## START Dataset content
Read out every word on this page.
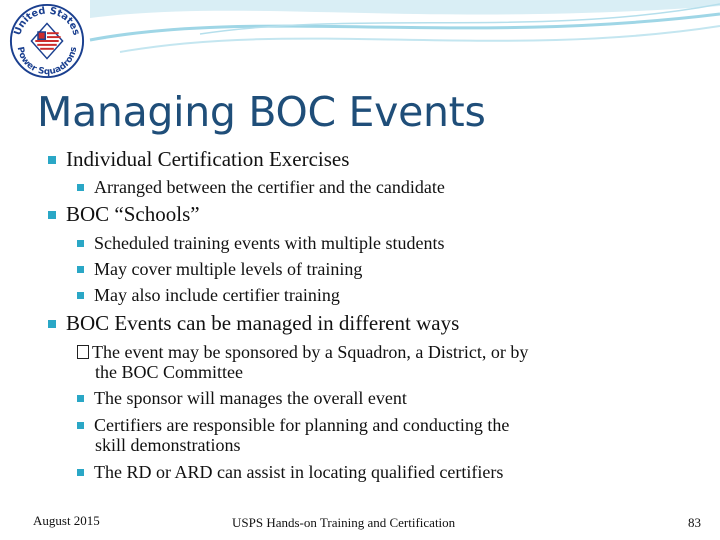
United States
Power Squadrons
Managing BOC Events
Individual Certification Exercises
Arranged between the certifier and the candidate
BOC “Schools”
Scheduled training events with multiple students
May cover multiple levels of training
May also include certifier training
BOC Events can be managed in different ways
The event may be sponsored by a Squadron, a District, or by
the BOC Committee
The sponsor will manages the overall event
Certifiers are responsible for planning and conducting the
skill demonstrations
The RD or ARD can assist in locating qualified certifiers
August 2015	USPS Hands-on Training and Certification	83
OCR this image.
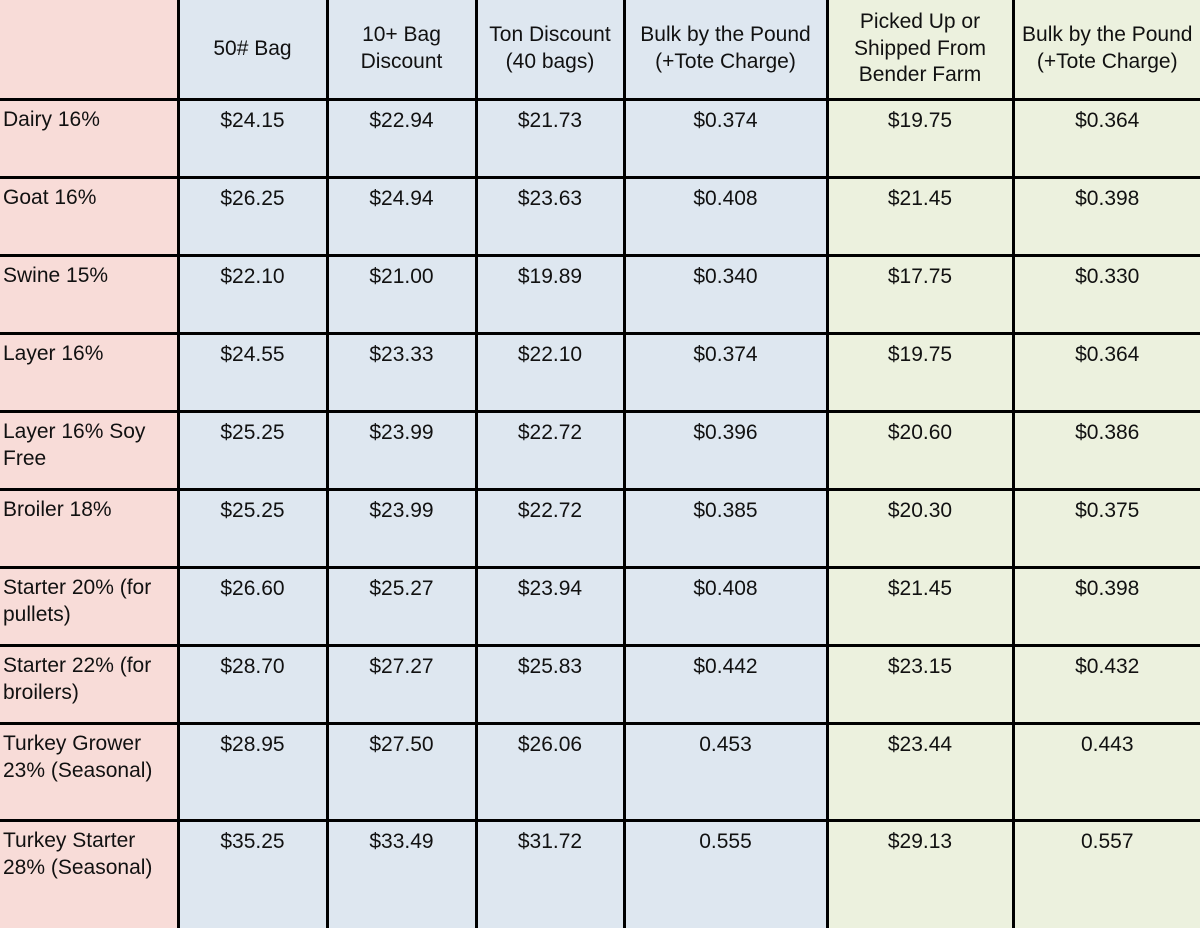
	50# Bag	10+ Bag Discount	Ton Discount (40 bags)	Bulk by the Pound (+Tote Charge)	Picked Up or Shipped From Bender Farm	Bulk by the Pound (+Tote Charge)
Dairy 16%	$24.15	$22.94	$21.73	$0.374	$19.75	$0.364
Goat 16%	$26.25	$24.94	$23.63	$0.408	$21.45	$0.398
Swine 15%	$22.10	$21.00	$19.89	$0.340	$17.75	$0.330
Layer 16%	$24.55	$23.33	$22.10	$0.374	$19.75	$0.364
Layer 16% Soy Free	$25.25	$23.99	$22.72	$0.396	$20.60	$0.386
Broiler 18%	$25.25	$23.99	$22.72	$0.385	$20.30	$0.375
Starter 20% (for pullets)	$26.60	$25.27	$23.94	$0.408	$21.45	$0.398
Starter 22% (for broilers)	$28.70	$27.27	$25.83	$0.442	$23.15	$0.432
Turkey Grower 23% (Seasonal)	$28.95	$27.50	$26.06	0.453	$23.44	0.443
Turkey Starter 28% (Seasonal)	$35.25	$33.49	$31.72	0.555	$29.13	0.557
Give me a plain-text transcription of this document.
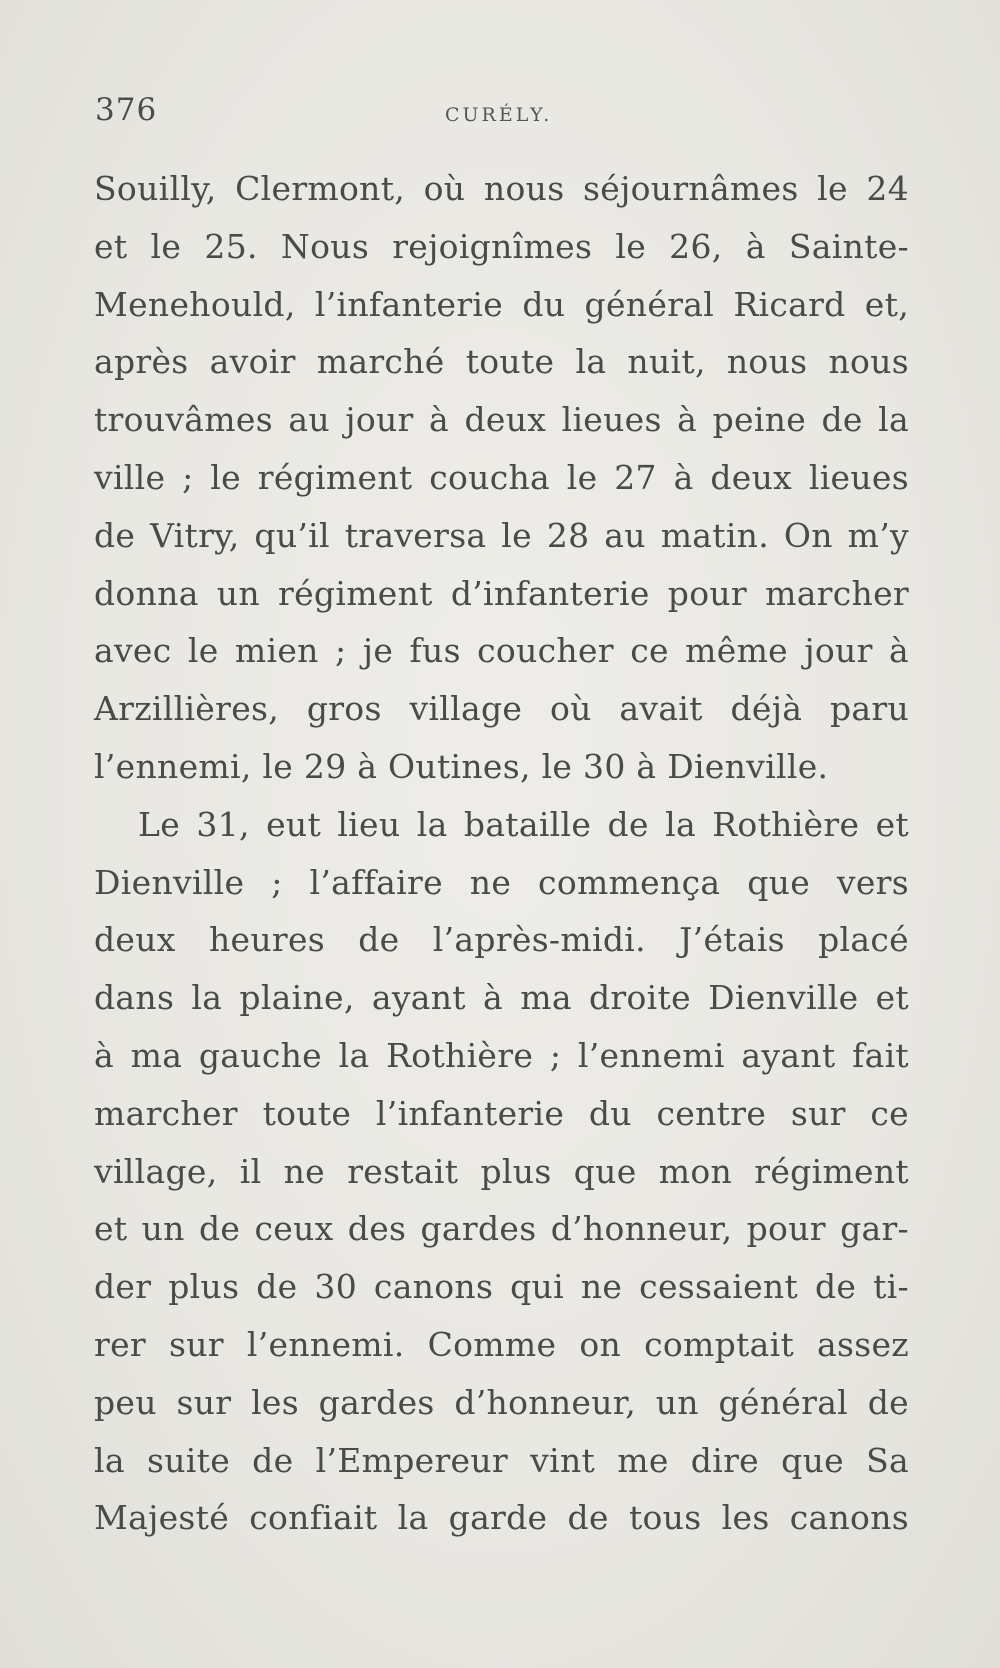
376	CURÉLY.
Souilly, Clermont, où nous séjournâmes le 24
et le 25. Nous rejoignîmes le 26, à Sainte-
Menehould, l’infanterie du général Ricard et,
après avoir marché toute la nuit, nous nous
trouvâmes au jour à deux lieues à peine de la
ville ; le régiment coucha le 27 à deux lieues
de Vitry, qu’il traversa le 28 au matin. On m’y
donna un régiment d’infanterie pour marcher
avec le mien ; je fus coucher ce même jour à
Arzillières, gros village où avait déjà paru
l’ennemi, le 29 à Outines, le 30 à Dienville.
Le 31, eut lieu la bataille de la Rothière et
Dienville ; l’affaire ne commença que vers
deux heures de l’après-midi. J’étais placé
dans la plaine, ayant à ma droite Dienville et
à ma gauche la Rothière ; l’ennemi ayant fait
marcher toute l’infanterie du centre sur ce
village, il ne restait plus que mon régiment
et un de ceux des gardes d’honneur, pour gar-
der plus de 30 canons qui ne cessaient de ti-
rer sur l’ennemi. Comme on comptait assez
peu sur les gardes d’honneur, un général de
la suite de l’Empereur vint me dire que Sa
Majesté confiait la garde de tous les canons
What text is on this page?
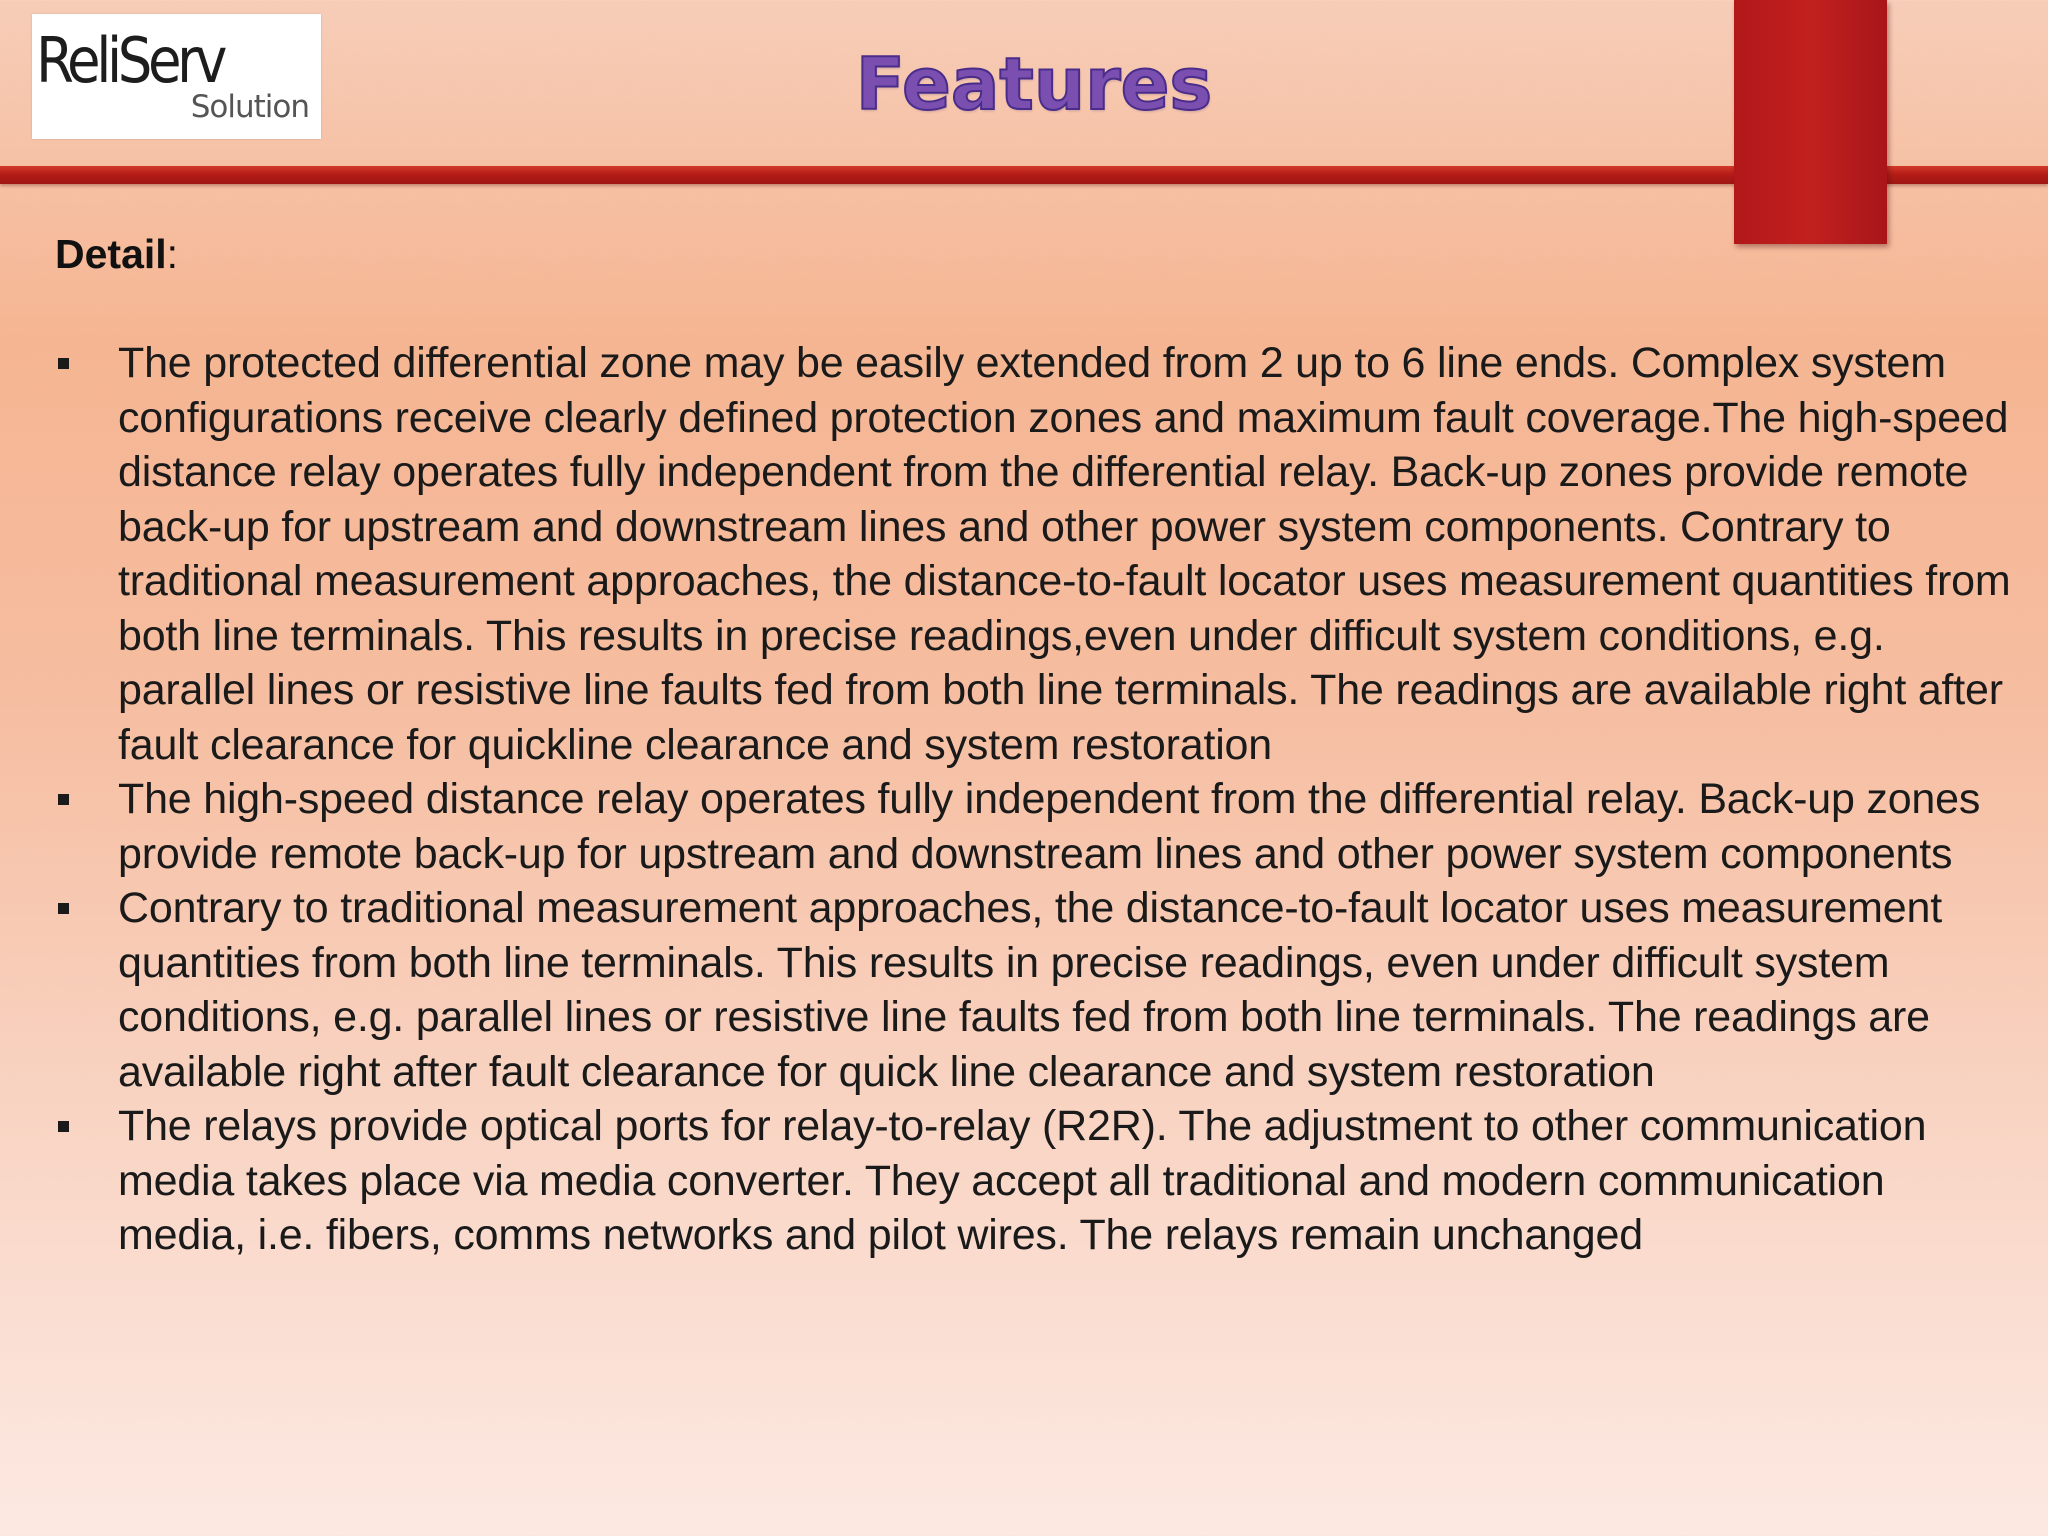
ReliServ
Solution	Features

Detail:

The protected differential zone may be easily extended from 2 up to 6 line ends. Complex system configurations receive clearly defined protection zones and maximum fault coverage.The high-speed distance relay operates fully independent from the differential relay. Back-up zones provide remote back-up for upstream and downstream lines and other power system components. Contrary to traditional measurement approaches, the distance-to-fault locator uses measurement quantities from both line terminals. This results in precise readings,even under difficult system conditions, e.g. parallel lines or resistive line faults fed from both line terminals. The readings are available right after fault clearance for quickline clearance and system restoration
The high-speed distance relay operates fully independent from the differential relay. Back-up zones provide remote back-up for upstream and downstream lines and other power system components
Contrary to traditional measurement approaches, the distance-to-fault locator uses measurement quantities from both line terminals. This results in precise readings, even under difficult system conditions, e.g. parallel lines or resistive line faults fed from both line terminals. The readings are available right after fault clearance for quick line clearance and system restoration
The relays provide optical ports for relay-to-relay (R2R). The adjustment to other communication media takes place via media converter. They accept all traditional and modern communication media, i.e. fibers, comms networks and pilot wires. The relays remain unchanged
## END Dataset content
» Set problem
For each line of the entries that includes "après", show that line.

» Output below
après avoir marché toute la nuit, nous nous
deux heures de l’après-midi. J’étais placé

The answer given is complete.